##### The data
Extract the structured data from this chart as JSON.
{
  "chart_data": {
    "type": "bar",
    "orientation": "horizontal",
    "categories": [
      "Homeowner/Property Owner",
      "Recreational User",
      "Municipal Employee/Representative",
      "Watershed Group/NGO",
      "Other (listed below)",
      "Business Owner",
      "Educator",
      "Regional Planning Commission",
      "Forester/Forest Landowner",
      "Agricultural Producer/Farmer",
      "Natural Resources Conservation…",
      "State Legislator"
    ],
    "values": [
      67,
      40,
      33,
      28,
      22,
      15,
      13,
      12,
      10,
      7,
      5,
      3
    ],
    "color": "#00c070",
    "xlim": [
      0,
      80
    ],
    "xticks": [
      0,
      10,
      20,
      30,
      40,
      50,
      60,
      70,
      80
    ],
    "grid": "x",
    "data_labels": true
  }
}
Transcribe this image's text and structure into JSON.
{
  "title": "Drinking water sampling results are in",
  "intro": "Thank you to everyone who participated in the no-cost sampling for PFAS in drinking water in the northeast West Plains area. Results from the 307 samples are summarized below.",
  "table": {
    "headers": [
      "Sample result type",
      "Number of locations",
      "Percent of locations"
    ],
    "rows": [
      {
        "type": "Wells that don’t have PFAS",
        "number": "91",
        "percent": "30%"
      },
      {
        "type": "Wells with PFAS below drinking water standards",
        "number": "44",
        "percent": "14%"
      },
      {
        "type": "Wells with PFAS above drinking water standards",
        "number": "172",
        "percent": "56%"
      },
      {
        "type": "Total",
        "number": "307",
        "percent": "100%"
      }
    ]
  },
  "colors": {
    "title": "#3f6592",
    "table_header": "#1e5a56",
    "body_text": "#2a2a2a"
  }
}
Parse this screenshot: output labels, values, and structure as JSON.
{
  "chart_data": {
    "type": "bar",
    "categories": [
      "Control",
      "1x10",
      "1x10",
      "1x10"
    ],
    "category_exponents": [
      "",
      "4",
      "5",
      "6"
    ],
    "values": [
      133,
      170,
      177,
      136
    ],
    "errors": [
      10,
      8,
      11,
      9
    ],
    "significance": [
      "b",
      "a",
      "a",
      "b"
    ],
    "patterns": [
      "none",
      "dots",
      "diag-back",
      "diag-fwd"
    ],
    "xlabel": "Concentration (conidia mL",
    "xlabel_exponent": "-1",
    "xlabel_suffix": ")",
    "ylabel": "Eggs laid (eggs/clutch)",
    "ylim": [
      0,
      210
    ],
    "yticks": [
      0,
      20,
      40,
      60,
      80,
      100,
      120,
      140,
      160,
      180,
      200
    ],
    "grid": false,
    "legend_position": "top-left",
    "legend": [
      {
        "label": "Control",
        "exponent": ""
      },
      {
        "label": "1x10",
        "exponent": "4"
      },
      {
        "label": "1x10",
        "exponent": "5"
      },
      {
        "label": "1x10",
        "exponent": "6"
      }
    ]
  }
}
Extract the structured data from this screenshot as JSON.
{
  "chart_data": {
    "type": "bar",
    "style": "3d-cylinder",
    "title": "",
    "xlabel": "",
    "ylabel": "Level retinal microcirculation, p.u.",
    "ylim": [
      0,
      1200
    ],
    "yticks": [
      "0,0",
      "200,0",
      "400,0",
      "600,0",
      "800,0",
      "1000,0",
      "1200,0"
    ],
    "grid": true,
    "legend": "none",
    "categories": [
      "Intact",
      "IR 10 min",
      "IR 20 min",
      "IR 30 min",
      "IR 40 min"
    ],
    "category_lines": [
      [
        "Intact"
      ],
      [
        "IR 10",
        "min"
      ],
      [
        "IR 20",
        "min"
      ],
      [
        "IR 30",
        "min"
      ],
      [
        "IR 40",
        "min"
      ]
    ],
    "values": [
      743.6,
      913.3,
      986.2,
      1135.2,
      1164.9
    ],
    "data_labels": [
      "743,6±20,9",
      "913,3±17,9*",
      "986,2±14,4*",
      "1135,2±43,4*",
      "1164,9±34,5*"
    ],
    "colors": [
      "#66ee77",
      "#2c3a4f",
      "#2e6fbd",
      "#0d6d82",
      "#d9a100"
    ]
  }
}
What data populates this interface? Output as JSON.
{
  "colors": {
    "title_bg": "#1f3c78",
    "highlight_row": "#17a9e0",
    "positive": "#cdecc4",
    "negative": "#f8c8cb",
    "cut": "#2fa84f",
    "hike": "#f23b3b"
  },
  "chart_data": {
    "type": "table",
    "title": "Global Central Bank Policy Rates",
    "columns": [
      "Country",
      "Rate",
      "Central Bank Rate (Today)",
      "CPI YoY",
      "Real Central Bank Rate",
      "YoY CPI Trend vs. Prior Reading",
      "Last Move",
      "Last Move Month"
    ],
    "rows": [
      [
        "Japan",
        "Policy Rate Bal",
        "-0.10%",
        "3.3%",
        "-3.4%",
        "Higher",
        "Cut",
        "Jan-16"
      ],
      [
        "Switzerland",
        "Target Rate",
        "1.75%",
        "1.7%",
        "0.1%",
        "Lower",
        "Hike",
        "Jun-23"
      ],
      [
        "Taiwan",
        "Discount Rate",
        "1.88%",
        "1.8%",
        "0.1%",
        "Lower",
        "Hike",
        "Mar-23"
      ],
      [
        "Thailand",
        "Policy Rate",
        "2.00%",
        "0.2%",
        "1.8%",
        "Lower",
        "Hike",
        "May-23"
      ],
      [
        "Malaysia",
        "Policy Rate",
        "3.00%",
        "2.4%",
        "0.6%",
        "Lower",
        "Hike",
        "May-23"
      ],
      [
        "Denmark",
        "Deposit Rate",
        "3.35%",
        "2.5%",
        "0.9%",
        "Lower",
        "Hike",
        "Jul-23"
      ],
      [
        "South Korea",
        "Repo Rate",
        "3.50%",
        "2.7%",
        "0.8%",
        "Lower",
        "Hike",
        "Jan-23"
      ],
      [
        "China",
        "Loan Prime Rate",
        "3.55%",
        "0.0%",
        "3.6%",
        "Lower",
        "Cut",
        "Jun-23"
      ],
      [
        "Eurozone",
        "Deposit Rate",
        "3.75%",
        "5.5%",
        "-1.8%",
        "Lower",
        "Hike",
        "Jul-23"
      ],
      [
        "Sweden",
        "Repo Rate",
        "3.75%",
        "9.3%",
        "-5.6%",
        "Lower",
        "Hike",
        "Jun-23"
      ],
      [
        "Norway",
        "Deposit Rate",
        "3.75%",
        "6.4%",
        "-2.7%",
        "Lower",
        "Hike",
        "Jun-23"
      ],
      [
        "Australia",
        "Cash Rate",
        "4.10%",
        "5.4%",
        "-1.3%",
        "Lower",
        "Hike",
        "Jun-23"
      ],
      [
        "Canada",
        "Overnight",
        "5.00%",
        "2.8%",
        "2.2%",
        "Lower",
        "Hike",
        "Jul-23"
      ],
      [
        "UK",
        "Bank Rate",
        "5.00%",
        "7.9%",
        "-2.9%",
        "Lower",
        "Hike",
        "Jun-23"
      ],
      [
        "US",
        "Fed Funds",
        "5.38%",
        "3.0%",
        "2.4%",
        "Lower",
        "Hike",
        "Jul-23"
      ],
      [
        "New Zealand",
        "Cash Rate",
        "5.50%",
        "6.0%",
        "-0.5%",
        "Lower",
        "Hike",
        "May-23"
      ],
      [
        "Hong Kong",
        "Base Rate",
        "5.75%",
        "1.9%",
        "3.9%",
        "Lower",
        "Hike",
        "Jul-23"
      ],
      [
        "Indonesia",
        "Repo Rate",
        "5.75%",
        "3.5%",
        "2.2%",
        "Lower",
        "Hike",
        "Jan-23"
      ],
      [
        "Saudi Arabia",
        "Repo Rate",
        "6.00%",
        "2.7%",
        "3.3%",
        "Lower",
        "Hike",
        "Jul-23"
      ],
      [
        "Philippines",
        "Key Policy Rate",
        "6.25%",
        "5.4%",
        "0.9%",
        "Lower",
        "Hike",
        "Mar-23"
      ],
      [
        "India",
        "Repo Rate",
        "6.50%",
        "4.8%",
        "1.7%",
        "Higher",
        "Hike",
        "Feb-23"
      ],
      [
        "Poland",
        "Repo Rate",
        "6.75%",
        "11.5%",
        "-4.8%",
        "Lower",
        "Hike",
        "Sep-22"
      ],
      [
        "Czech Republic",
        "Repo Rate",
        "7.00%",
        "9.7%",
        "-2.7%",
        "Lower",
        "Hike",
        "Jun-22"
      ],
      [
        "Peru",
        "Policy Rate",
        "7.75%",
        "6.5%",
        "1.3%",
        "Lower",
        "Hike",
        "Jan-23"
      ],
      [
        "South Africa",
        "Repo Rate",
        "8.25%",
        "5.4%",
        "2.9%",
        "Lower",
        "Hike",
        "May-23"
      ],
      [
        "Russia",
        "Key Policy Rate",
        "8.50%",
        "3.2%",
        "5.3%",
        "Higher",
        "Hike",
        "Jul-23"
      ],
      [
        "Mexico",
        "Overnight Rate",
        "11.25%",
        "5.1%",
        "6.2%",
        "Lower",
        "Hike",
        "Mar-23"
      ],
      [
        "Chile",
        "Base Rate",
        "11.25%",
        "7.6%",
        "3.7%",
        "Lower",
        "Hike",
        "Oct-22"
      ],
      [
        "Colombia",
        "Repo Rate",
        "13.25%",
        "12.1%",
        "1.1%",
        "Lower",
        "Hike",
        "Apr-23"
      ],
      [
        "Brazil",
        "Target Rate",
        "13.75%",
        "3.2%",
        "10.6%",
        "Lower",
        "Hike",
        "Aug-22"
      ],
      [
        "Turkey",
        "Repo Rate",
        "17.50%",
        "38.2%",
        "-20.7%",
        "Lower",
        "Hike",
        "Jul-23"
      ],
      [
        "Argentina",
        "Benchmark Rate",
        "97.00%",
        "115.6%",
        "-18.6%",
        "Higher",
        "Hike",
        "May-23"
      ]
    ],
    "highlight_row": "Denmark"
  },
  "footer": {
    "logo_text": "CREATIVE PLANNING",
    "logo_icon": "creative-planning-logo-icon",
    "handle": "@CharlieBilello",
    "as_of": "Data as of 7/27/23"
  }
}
##########
### Problem description
Gather every line from the listing above in which the word "type" appears.

### Written solution
    "type": "bar",
      "Sample result type",
        "type": "Wells that don’t have PFAS",
        "type": "Wells with PFAS below drinking water standards",
        "type": "Wells with PFAS above drinking water standards",
        "type": "Total",
    "type": "bar",
    "type": "bar",
    "type": "table",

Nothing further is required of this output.